== Goal ==
What is the number of lines in these entries that include "series"? Write that number and no other text.

== Dataset records ==
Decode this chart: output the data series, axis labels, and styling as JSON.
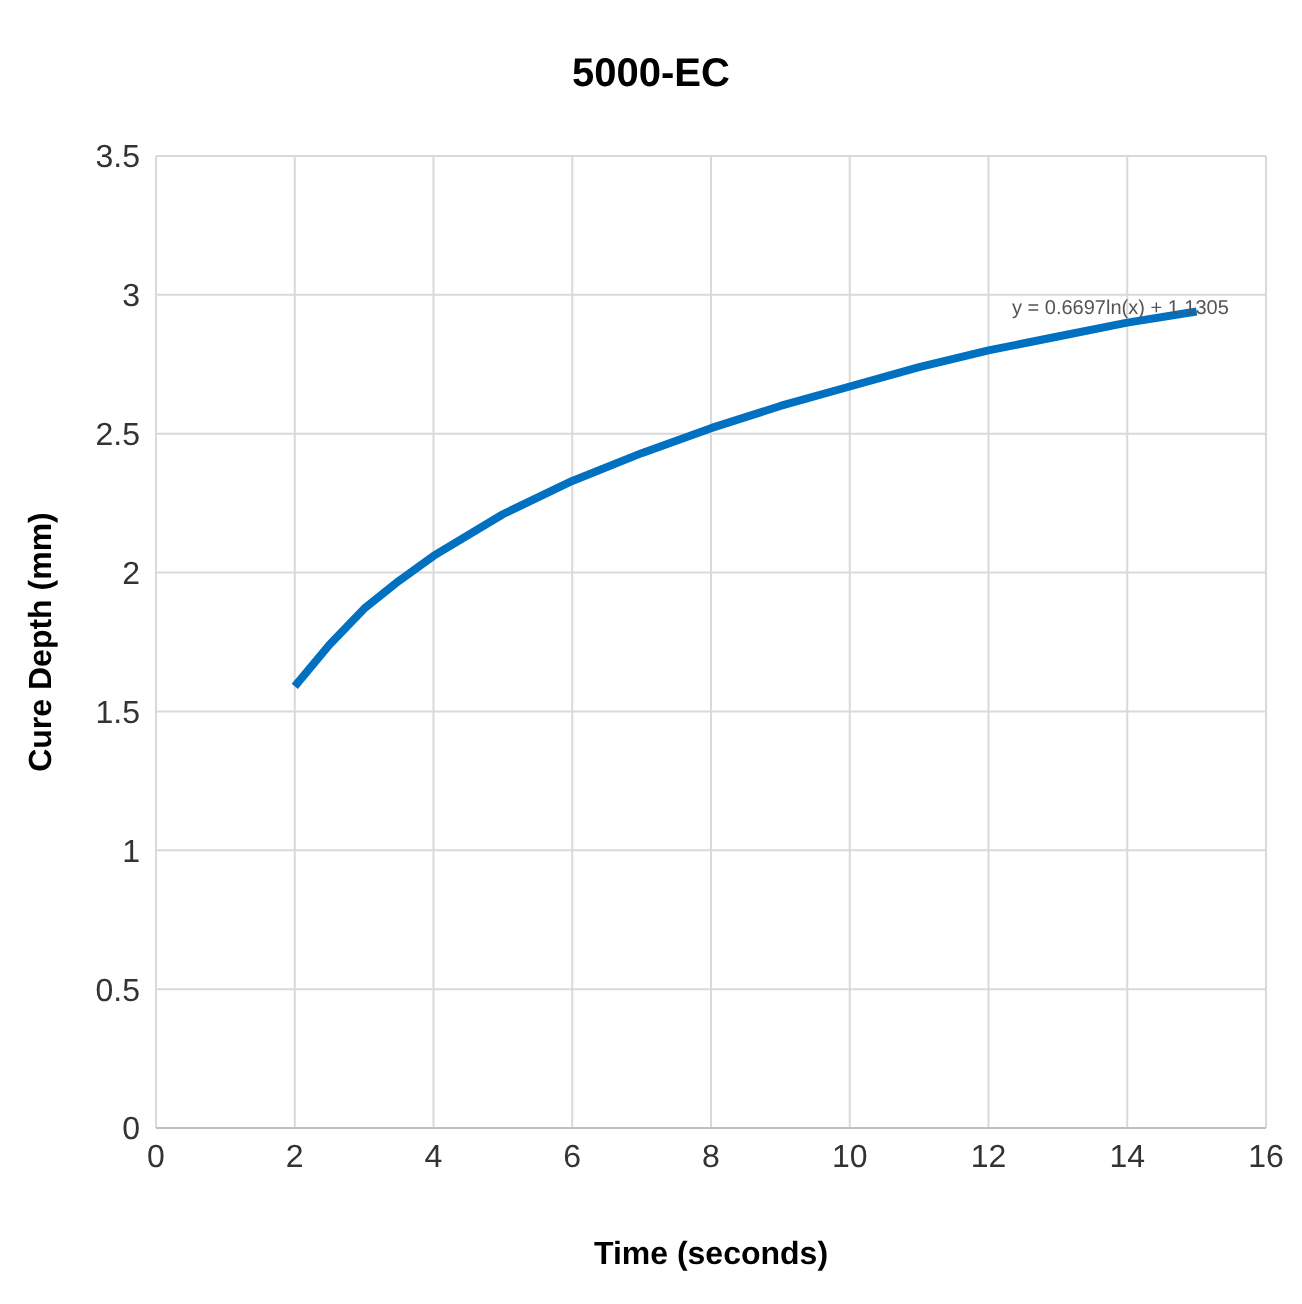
{
  "chart_data": {
    "type": "line",
    "title": "5000-EC",
    "xlabel": "Time (seconds)",
    "ylabel": "Cure Depth (mm)",
    "x": [
      2,
      2.5,
      3,
      3.5,
      4,
      5,
      6,
      7,
      8,
      9,
      10,
      11,
      12,
      13,
      14,
      15
    ],
    "series": [
      {
        "color": "#0070c0",
        "values": [
          1.59,
          1.74,
          1.87,
          1.97,
          2.06,
          2.21,
          2.33,
          2.43,
          2.52,
          2.6,
          2.67,
          2.74,
          2.8,
          2.85,
          2.9,
          2.94
        ]
      }
    ],
    "xlim": [
      0,
      16
    ],
    "xticks": [
      0,
      2,
      4,
      6,
      8,
      10,
      12,
      14,
      16
    ],
    "ylim": [
      0,
      3.5
    ],
    "yticks": [
      0,
      0.5,
      1,
      1.5,
      2,
      2.5,
      3,
      3.5
    ],
    "grid": true,
    "marker": "none",
    "line_style": "solid",
    "legend": false,
    "annotations": [
      "y = 0.6697ln(x) + 1.1305"
    ]
  }
}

== Completed task ==
2